■ GIVEN EXERCISE: Set the pictures aside and set down only the lines from the line holding "Output a JSON" through the end of the entries below, ends included.

■ RECORD SET:
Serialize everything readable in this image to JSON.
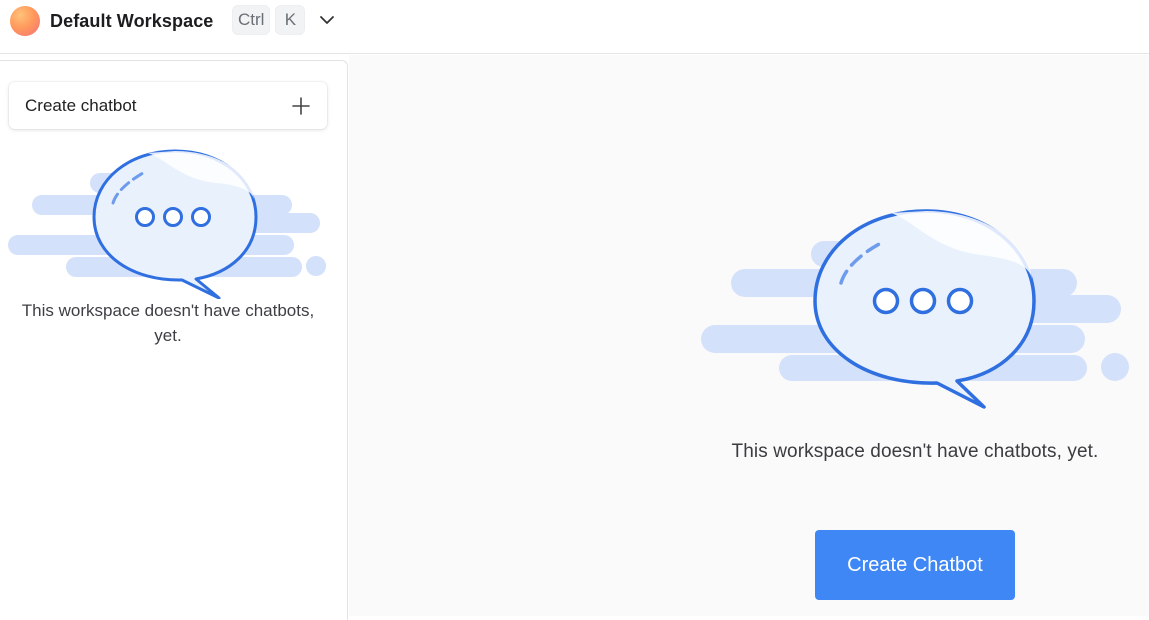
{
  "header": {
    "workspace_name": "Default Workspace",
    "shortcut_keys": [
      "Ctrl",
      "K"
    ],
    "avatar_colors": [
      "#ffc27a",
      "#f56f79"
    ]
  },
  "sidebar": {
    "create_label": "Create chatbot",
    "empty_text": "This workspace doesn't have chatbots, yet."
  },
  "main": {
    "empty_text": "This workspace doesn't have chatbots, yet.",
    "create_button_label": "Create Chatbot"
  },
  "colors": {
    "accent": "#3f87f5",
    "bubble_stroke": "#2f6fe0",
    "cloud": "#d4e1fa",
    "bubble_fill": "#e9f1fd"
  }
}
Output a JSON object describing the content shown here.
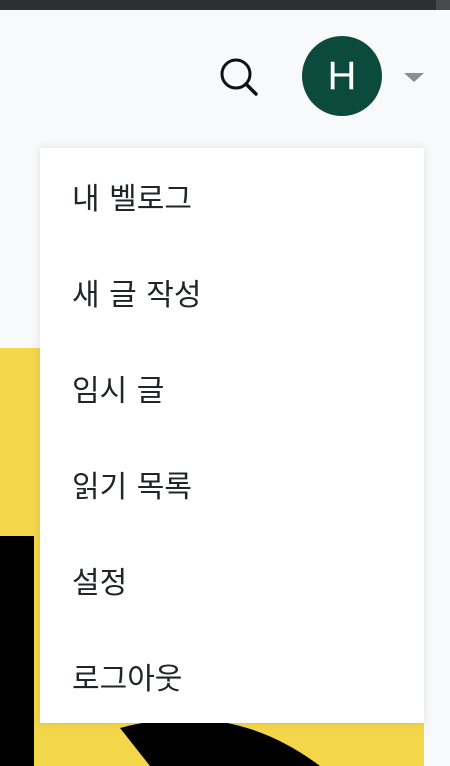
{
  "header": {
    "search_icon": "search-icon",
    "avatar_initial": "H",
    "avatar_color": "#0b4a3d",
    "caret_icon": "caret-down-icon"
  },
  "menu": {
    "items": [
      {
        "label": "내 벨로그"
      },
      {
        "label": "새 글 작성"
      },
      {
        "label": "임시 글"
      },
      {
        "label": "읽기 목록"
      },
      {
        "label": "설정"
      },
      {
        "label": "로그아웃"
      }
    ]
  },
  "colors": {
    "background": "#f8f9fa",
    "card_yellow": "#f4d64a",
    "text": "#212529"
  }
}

■ COMPLETED TASK:
Output a JSON object describing the content shown here.
{
  "header": {
    "search_icon": "search-icon",
    "avatar_initial": "H",
    "avatar_color": "#0b4a3d",
    "caret_icon": "caret-down-icon"
  },
  "menu": {
    "items": [
      {
        "label": "내 벨로그"
      },
      {
        "label": "새 글 작성"
      },
      {
        "label": "임시 글"
      },
      {
        "label": "읽기 목록"
      },
      {
        "label": "설정"
      },
      {
        "label": "로그아웃"
      }
    ]
  },
  "colors": {
    "background": "#f8f9fa",
    "card_yellow": "#f4d64a",
    "text": "#212529"
  }
}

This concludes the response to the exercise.